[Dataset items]
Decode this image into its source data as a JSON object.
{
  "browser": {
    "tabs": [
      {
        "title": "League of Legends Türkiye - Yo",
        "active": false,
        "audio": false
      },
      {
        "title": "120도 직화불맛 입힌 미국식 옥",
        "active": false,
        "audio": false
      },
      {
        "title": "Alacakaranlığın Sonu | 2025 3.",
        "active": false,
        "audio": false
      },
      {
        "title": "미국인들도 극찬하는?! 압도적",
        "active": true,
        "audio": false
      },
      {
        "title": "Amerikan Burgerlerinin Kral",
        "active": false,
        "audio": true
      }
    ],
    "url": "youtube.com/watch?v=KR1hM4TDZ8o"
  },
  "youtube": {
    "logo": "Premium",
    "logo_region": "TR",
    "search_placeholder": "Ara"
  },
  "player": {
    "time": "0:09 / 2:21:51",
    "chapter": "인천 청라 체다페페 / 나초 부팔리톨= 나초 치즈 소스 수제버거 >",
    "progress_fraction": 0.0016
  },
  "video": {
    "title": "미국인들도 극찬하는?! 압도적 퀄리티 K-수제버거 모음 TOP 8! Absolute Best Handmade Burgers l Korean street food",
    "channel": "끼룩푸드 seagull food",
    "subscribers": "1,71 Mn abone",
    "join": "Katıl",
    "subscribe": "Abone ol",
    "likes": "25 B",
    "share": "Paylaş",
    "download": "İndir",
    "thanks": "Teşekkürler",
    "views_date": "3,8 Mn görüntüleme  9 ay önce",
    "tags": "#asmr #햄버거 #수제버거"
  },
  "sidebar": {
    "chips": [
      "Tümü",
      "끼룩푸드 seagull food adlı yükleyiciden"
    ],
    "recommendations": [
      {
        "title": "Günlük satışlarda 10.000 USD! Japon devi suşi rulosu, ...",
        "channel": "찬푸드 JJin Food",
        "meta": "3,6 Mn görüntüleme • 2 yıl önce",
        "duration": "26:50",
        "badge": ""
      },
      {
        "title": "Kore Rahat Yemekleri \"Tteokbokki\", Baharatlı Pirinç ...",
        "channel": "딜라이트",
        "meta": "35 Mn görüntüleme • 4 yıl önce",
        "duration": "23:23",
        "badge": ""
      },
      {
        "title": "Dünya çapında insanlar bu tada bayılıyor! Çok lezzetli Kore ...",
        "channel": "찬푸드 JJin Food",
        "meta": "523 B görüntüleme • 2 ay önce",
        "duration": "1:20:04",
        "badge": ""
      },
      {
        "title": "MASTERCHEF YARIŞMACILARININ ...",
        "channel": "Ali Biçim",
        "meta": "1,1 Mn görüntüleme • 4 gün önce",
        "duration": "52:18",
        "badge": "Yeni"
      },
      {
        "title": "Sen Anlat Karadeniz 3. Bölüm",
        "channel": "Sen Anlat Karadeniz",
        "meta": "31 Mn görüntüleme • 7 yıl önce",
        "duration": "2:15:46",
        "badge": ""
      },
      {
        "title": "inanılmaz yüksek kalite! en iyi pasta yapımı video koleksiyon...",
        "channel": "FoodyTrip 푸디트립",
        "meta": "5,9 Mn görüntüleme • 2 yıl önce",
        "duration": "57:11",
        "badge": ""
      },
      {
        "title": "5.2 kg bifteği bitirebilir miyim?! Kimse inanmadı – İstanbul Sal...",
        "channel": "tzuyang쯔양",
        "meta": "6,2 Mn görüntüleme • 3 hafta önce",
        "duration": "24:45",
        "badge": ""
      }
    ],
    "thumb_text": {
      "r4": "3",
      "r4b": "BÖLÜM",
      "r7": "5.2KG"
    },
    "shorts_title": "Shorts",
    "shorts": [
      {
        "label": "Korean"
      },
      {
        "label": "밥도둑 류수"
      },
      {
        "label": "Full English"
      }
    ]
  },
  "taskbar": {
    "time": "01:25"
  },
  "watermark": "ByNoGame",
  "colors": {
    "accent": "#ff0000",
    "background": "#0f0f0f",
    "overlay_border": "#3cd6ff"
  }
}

▶ **Problem description**
Go through the records above and set each one down exactly, please.

▶ **Reply**
Decode this image into its source data as a JSON object.
{
  "browser": {
    "tabs": [
      {
        "title": "League of Legends Türkiye - Yo",
        "active": false,
        "audio": false
      },
      {
        "title": "120도 직화불맛 입힌 미국식 옥",
        "active": false,
        "audio": false
      },
      {
        "title": "Alacakaranlığın Sonu | 2025 3.",
        "active": false,
        "audio": false
      },
      {
        "title": "미국인들도 극찬하는?! 압도적",
        "active": true,
        "audio": false
      },
      {
        "title": "Amerikan Burgerlerinin Kral",
        "active": false,
        "audio": true
      }
    ],
    "url": "youtube.com/watch?v=KR1hM4TDZ8o"
  },
  "youtube": {
    "logo": "Premium",
    "logo_region": "TR",
    "search_placeholder": "Ara"
  },
  "player": {
    "time": "0:09 / 2:21:51",
    "chapter": "인천 청라 체다페페 / 나초 부팔리톨= 나초 치즈 소스 수제버거 >",
    "progress_fraction": 0.0016
  },
  "video": {
    "title": "미국인들도 극찬하는?! 압도적 퀄리티 K-수제버거 모음 TOP 8! Absolute Best Handmade Burgers l Korean street food",
    "channel": "끼룩푸드 seagull food",
    "subscribers": "1,71 Mn abone",
    "join": "Katıl",
    "subscribe": "Abone ol",
    "likes": "25 B",
    "share": "Paylaş",
    "download": "İndir",
    "thanks": "Teşekkürler",
    "views_date": "3,8 Mn görüntüleme  9 ay önce",
    "tags": "#asmr #햄버거 #수제버거"
  },
  "sidebar": {
    "chips": [
      "Tümü",
      "끼룩푸드 seagull food adlı yükleyiciden"
    ],
    "recommendations": [
      {
        "title": "Günlük satışlarda 10.000 USD! Japon devi suşi rulosu, ...",
        "channel": "찬푸드 JJin Food",
        "meta": "3,6 Mn görüntüleme • 2 yıl önce",
        "duration": "26:50",
        "badge": ""
      },
      {
        "title": "Kore Rahat Yemekleri \"Tteokbokki\", Baharatlı Pirinç ...",
        "channel": "딜라이트",
        "meta": "35 Mn görüntüleme • 4 yıl önce",
        "duration": "23:23",
        "badge": ""
      },
      {
        "title": "Dünya çapında insanlar bu tada bayılıyor! Çok lezzetli Kore ...",
        "channel": "찬푸드 JJin Food",
        "meta": "523 B görüntüleme • 2 ay önce",
        "duration": "1:20:04",
        "badge": ""
      },
      {
        "title": "MASTERCHEF YARIŞMACILARININ ...",
        "channel": "Ali Biçim",
        "meta": "1,1 Mn görüntüleme • 4 gün önce",
        "duration": "52:18",
        "badge": "Yeni"
      },
      {
        "title": "Sen Anlat Karadeniz 3. Bölüm",
        "channel": "Sen Anlat Karadeniz",
        "meta": "31 Mn görüntüleme • 7 yıl önce",
        "duration": "2:15:46",
        "badge": ""
      },
      {
        "title": "inanılmaz yüksek kalite! en iyi pasta yapımı video koleksiyon...",
        "channel": "FoodyTrip 푸디트립",
        "meta": "5,9 Mn görüntüleme • 2 yıl önce",
        "duration": "57:11",
        "badge": ""
      },
      {
        "title": "5.2 kg bifteği bitirebilir miyim?! Kimse inanmadı – İstanbul Sal...",
        "channel": "tzuyang쯔양",
        "meta": "6,2 Mn görüntüleme • 3 hafta önce",
        "duration": "24:45",
        "badge": ""
      }
    ],
    "thumb_text": {
      "r4": "3",
      "r4b": "BÖLÜM",
      "r7": "5.2KG"
    },
    "shorts_title": "Shorts",
    "shorts": [
      {
        "label": "Korean"
      },
      {
        "label": "밥도둑 류수"
      },
      {
        "label": "Full English"
      }
    ]
  },
  "taskbar": {
    "time": "01:25"
  },
  "watermark": "ByNoGame",
  "colors": {
    "accent": "#ff0000",
    "background": "#0f0f0f",
    "overlay_border": "#3cd6ff"
  }
}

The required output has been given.